Items listed in a dataset

*****

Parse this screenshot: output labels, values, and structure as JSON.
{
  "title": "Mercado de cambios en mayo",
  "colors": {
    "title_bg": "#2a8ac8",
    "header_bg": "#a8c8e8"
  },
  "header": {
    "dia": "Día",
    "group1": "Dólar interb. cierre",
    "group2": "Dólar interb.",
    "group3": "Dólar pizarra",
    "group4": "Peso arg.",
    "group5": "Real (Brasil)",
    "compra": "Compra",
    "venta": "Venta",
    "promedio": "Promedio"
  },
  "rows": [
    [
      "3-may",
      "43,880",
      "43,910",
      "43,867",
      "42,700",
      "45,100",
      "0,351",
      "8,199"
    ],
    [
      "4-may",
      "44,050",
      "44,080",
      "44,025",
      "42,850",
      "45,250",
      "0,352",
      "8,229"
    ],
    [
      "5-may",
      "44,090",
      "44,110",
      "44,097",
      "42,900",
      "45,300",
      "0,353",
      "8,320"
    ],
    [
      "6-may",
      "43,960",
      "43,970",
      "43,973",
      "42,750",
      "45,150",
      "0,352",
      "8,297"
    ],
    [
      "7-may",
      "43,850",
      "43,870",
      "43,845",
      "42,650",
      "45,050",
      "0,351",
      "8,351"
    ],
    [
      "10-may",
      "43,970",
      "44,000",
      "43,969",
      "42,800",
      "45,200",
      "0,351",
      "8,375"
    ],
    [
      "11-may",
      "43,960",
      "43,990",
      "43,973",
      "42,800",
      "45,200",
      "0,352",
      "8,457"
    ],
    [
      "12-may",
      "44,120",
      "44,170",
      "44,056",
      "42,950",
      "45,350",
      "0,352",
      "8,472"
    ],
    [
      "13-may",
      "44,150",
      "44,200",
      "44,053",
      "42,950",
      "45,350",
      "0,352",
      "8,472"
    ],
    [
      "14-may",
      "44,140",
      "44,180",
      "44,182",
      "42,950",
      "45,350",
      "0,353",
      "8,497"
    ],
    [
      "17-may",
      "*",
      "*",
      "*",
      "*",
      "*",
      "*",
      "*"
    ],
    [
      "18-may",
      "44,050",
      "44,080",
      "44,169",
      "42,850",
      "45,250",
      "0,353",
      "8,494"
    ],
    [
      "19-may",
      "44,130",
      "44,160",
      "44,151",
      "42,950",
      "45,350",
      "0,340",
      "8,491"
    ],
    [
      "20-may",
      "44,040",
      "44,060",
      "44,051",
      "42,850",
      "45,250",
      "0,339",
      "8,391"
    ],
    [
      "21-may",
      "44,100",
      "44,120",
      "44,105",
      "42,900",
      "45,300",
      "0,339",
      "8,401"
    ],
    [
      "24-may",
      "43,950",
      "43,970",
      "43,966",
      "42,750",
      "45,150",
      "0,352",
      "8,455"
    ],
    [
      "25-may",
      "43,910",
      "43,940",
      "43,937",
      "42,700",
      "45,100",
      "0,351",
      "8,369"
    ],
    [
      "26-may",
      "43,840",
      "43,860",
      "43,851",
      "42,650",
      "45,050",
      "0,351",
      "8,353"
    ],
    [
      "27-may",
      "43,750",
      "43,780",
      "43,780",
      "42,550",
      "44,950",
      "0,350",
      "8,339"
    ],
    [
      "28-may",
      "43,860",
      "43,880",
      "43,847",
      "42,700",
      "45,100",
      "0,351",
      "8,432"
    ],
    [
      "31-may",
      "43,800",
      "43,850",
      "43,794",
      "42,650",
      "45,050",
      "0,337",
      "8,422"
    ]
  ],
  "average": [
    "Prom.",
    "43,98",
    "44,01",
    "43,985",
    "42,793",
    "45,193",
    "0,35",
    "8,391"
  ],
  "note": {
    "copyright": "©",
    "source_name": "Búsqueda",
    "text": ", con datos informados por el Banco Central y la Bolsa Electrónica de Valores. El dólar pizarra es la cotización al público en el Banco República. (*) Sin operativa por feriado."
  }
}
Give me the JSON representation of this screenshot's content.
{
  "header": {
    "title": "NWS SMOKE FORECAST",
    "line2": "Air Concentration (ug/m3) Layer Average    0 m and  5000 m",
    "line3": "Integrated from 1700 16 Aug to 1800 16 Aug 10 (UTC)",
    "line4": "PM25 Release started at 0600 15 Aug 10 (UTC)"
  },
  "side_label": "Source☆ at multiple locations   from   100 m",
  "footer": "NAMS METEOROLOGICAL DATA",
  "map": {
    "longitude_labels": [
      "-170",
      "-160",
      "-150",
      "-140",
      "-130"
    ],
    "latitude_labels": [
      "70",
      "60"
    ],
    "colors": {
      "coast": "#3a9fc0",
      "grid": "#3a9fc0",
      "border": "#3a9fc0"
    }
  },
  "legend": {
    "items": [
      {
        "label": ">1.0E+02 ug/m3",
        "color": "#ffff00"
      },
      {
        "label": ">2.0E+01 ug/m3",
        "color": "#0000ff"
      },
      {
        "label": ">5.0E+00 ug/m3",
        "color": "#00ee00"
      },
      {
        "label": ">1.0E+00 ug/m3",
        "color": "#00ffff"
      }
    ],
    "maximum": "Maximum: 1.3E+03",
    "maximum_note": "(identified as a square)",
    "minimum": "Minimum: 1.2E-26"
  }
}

*****

> Challenge
The whole listing above needs to be written out again exactly.

> Reply
Parse this screenshot: output labels, values, and structure as JSON.
{
  "title": "Mercado de cambios en mayo",
  "colors": {
    "title_bg": "#2a8ac8",
    "header_bg": "#a8c8e8"
  },
  "header": {
    "dia": "Día",
    "group1": "Dólar interb. cierre",
    "group2": "Dólar interb.",
    "group3": "Dólar pizarra",
    "group4": "Peso arg.",
    "group5": "Real (Brasil)",
    "compra": "Compra",
    "venta": "Venta",
    "promedio": "Promedio"
  },
  "rows": [
    [
      "3-may",
      "43,880",
      "43,910",
      "43,867",
      "42,700",
      "45,100",
      "0,351",
      "8,199"
    ],
    [
      "4-may",
      "44,050",
      "44,080",
      "44,025",
      "42,850",
      "45,250",
      "0,352",
      "8,229"
    ],
    [
      "5-may",
      "44,090",
      "44,110",
      "44,097",
      "42,900",
      "45,300",
      "0,353",
      "8,320"
    ],
    [
      "6-may",
      "43,960",
      "43,970",
      "43,973",
      "42,750",
      "45,150",
      "0,352",
      "8,297"
    ],
    [
      "7-may",
      "43,850",
      "43,870",
      "43,845",
      "42,650",
      "45,050",
      "0,351",
      "8,351"
    ],
    [
      "10-may",
      "43,970",
      "44,000",
      "43,969",
      "42,800",
      "45,200",
      "0,351",
      "8,375"
    ],
    [
      "11-may",
      "43,960",
      "43,990",
      "43,973",
      "42,800",
      "45,200",
      "0,352",
      "8,457"
    ],
    [
      "12-may",
      "44,120",
      "44,170",
      "44,056",
      "42,950",
      "45,350",
      "0,352",
      "8,472"
    ],
    [
      "13-may",
      "44,150",
      "44,200",
      "44,053",
      "42,950",
      "45,350",
      "0,352",
      "8,472"
    ],
    [
      "14-may",
      "44,140",
      "44,180",
      "44,182",
      "42,950",
      "45,350",
      "0,353",
      "8,497"
    ],
    [
      "17-may",
      "*",
      "*",
      "*",
      "*",
      "*",
      "*",
      "*"
    ],
    [
      "18-may",
      "44,050",
      "44,080",
      "44,169",
      "42,850",
      "45,250",
      "0,353",
      "8,494"
    ],
    [
      "19-may",
      "44,130",
      "44,160",
      "44,151",
      "42,950",
      "45,350",
      "0,340",
      "8,491"
    ],
    [
      "20-may",
      "44,040",
      "44,060",
      "44,051",
      "42,850",
      "45,250",
      "0,339",
      "8,391"
    ],
    [
      "21-may",
      "44,100",
      "44,120",
      "44,105",
      "42,900",
      "45,300",
      "0,339",
      "8,401"
    ],
    [
      "24-may",
      "43,950",
      "43,970",
      "43,966",
      "42,750",
      "45,150",
      "0,352",
      "8,455"
    ],
    [
      "25-may",
      "43,910",
      "43,940",
      "43,937",
      "42,700",
      "45,100",
      "0,351",
      "8,369"
    ],
    [
      "26-may",
      "43,840",
      "43,860",
      "43,851",
      "42,650",
      "45,050",
      "0,351",
      "8,353"
    ],
    [
      "27-may",
      "43,750",
      "43,780",
      "43,780",
      "42,550",
      "44,950",
      "0,350",
      "8,339"
    ],
    [
      "28-may",
      "43,860",
      "43,880",
      "43,847",
      "42,700",
      "45,100",
      "0,351",
      "8,432"
    ],
    [
      "31-may",
      "43,800",
      "43,850",
      "43,794",
      "42,650",
      "45,050",
      "0,337",
      "8,422"
    ]
  ],
  "average": [
    "Prom.",
    "43,98",
    "44,01",
    "43,985",
    "42,793",
    "45,193",
    "0,35",
    "8,391"
  ],
  "note": {
    "copyright": "©",
    "source_name": "Búsqueda",
    "text": ", con datos informados por el Banco Central y la Bolsa Electrónica de Valores. El dólar pizarra es la cotización al público en el Banco República. (*) Sin operativa por feriado."
  }
}
Give me the JSON representation of this screenshot's content.
{
  "header": {
    "title": "NWS SMOKE FORECAST",
    "line2": "Air Concentration (ug/m3) Layer Average    0 m and  5000 m",
    "line3": "Integrated from 1700 16 Aug to 1800 16 Aug 10 (UTC)",
    "line4": "PM25 Release started at 0600 15 Aug 10 (UTC)"
  },
  "side_label": "Source☆ at multiple locations   from   100 m",
  "footer": "NAMS METEOROLOGICAL DATA",
  "map": {
    "longitude_labels": [
      "-170",
      "-160",
      "-150",
      "-140",
      "-130"
    ],
    "latitude_labels": [
      "70",
      "60"
    ],
    "colors": {
      "coast": "#3a9fc0",
      "grid": "#3a9fc0",
      "border": "#3a9fc0"
    }
  },
  "legend": {
    "items": [
      {
        "label": ">1.0E+02 ug/m3",
        "color": "#ffff00"
      },
      {
        "label": ">2.0E+01 ug/m3",
        "color": "#0000ff"
      },
      {
        "label": ">5.0E+00 ug/m3",
        "color": "#00ee00"
      },
      {
        "label": ">1.0E+00 ug/m3",
        "color": "#00ffff"
      }
    ],
    "maximum": "Maximum: 1.3E+03",
    "maximum_note": "(identified as a square)",
    "minimum": "Minimum: 1.2E-26"
  }
}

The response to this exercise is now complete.